Report each line of the data that includes the word "ҳақиқий".

--- Begin ---

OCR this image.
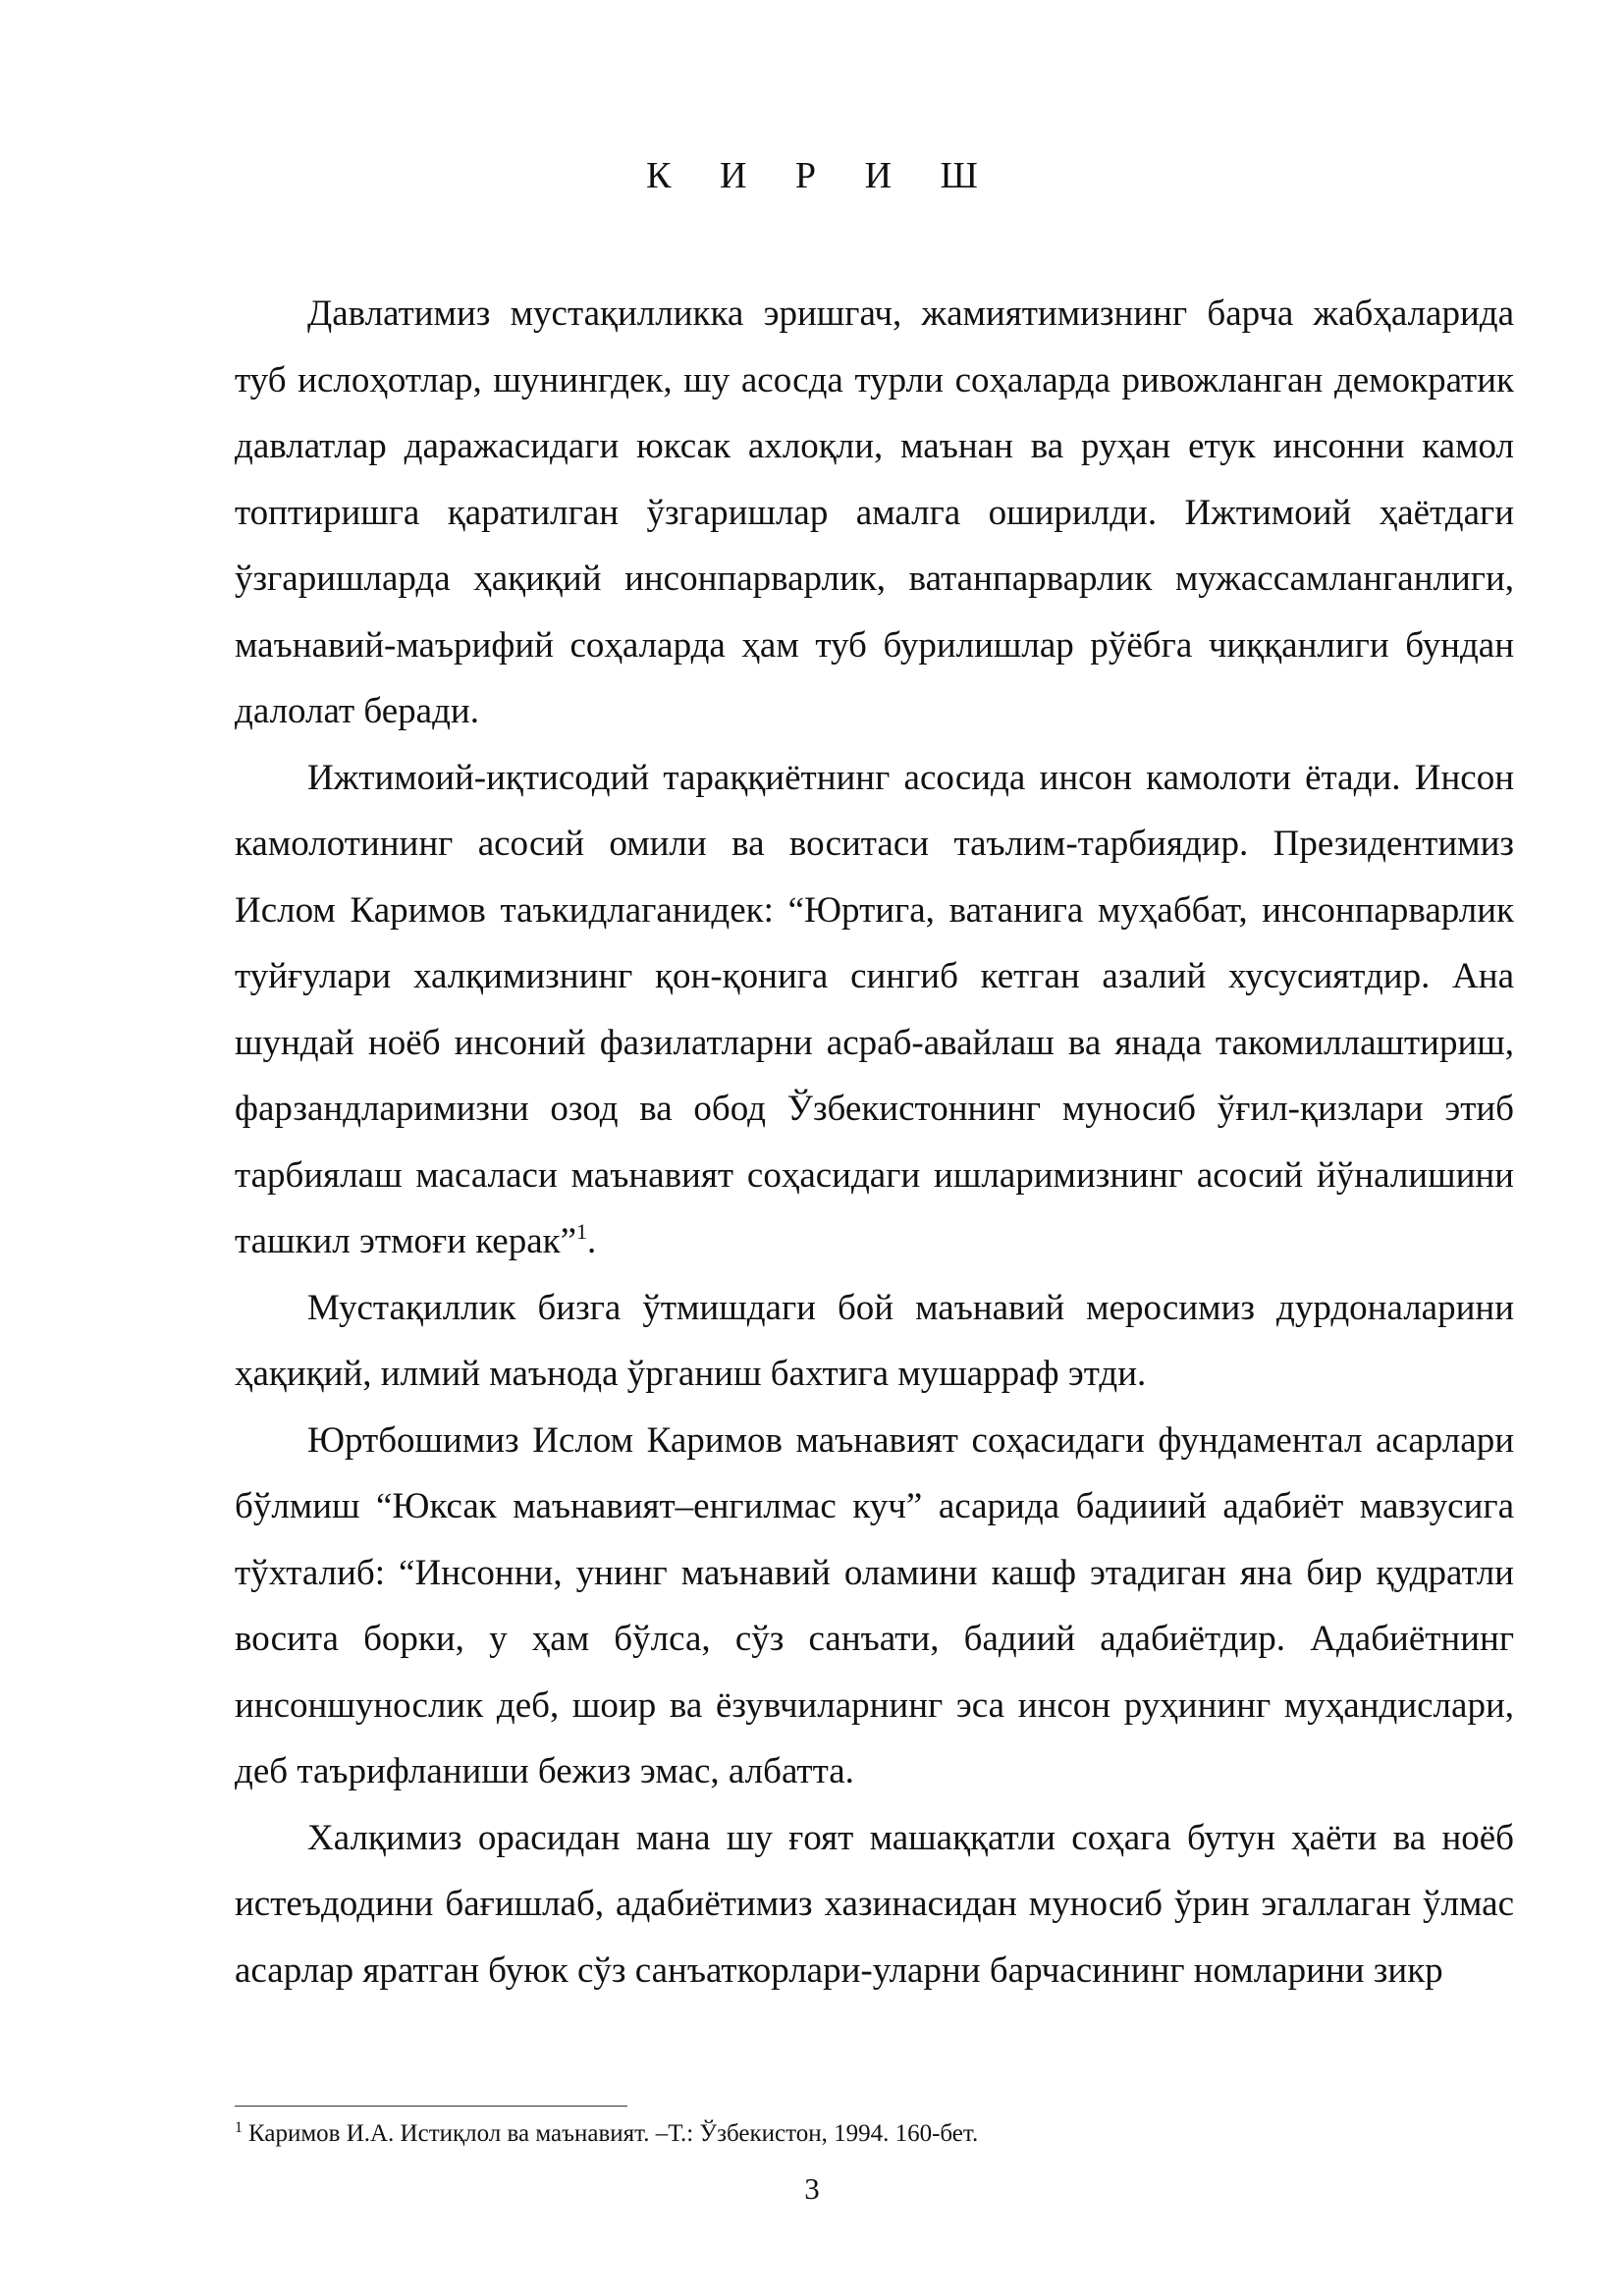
К И Р И Ш

Давлатимиз мустақилликка эришгач, жамиятимизнинг барча жабҳаларида туб ислоҳотлар, шунингдек, шу асосда турли соҳаларда ривожланган демократик давлатлар даражасидаги юксак ахлоқли, маънан ва руҳан етук инсонни камол топтиришга қаратилган ўзгаришлар амалга оширилди. Ижтимоий ҳаётдаги ўзгаришларда ҳақиқий инсонпарварлик, ватанпарварлик мужассамланганлиги, маънавий-маърифий соҳаларда ҳам туб бурилишлар рўёбга чиққанлиги бундан далолат беради.

Ижтимоий-иқтисодий тараққиётнинг асосида инсон камолоти ётади. Инсон камолотининг асосий омили ва воситаси таълим-тарбиядир. Президентимиз Ислом Каримов таъкидлаганидек: “Юртига, ватанига муҳаббат, инсонпарварлик туйғулари халқимизнинг қон-қонига сингиб кетган азалий хусусиятдир. Ана шундай ноёб инсоний фазилатларни асраб-авайлаш ва янада такомиллаштириш, фарзандларимизни озод ва обод Ўзбекистоннинг муносиб ўғил-қизлари этиб тарбиялаш масаласи маънавият соҳасидаги ишларимизнинг асосий йўналишини ташкил этмоғи керак”$^1$.

Мустақиллик бизга ўтмишдаги бой маънавий меросимиз дурдоналарини ҳақиқий, илмий маънода ўрганиш бахтига мушарраф этди.

Юртбошимиз Ислом Каримов маънавият соҳасидаги фундаментал асарлари бўлмиш “Юксак маънавият–енгилмас куч” асарида бадииий адабиёт мавзусига тўхталиб: “Инсонни, унинг маънавий оламини кашф этадиган яна бир қудратли восита борки, у ҳам бўлса, сўз санъати, бадиий адабиётдир. Адабиётнинг инсоншунослик деб, шоир ва ёзувчиларнинг эса инсон руҳининг муҳандислари, деб таърифланиши бежиз эмас, албатта.

Халқимиз орасидан мана шу ғоят машаққатли соҳага бутун ҳаёти ва ноёб истеъдодини бағишлаб, адабиётимиз хазинасидан муносиб ўрин эгаллаган ўлмас асарлар яратган буюк сўз санъаткорлари-уларни барчасининг номларини зикр

$^1$ Каримов И.А. Истиқлол ва маънавият. –Т.: Ўзбекистон, 1994. 160-бет.
3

--- End ---

**Exercise response:**
Давлатимиз мустақилликка эришгач, жамиятимизнинг барча жабҳаларида туб ислоҳотлар, шунингдек, шу асосда турли соҳаларда ривожланган демократик давлатлар даражасидаги юксак ахлоқли, маънан ва руҳан етук инсонни камол топтиришга қаратилган ўзгаришлар амалга оширилди. Ижтимоий ҳаётдаги ўзгаришларда ҳақиқий инсонпарварлик, ватанпарварлик мужассамланганлиги, маънавий-маърифий соҳаларда ҳам туб бурилишлар рўёбга чиққанлиги бундан далолат беради.
Мустақиллик бизга ўтмишдаги бой маънавий меросимиз дурдоналарини ҳақиқий, илмий маънода ўрганиш бахтига мушарраф этди.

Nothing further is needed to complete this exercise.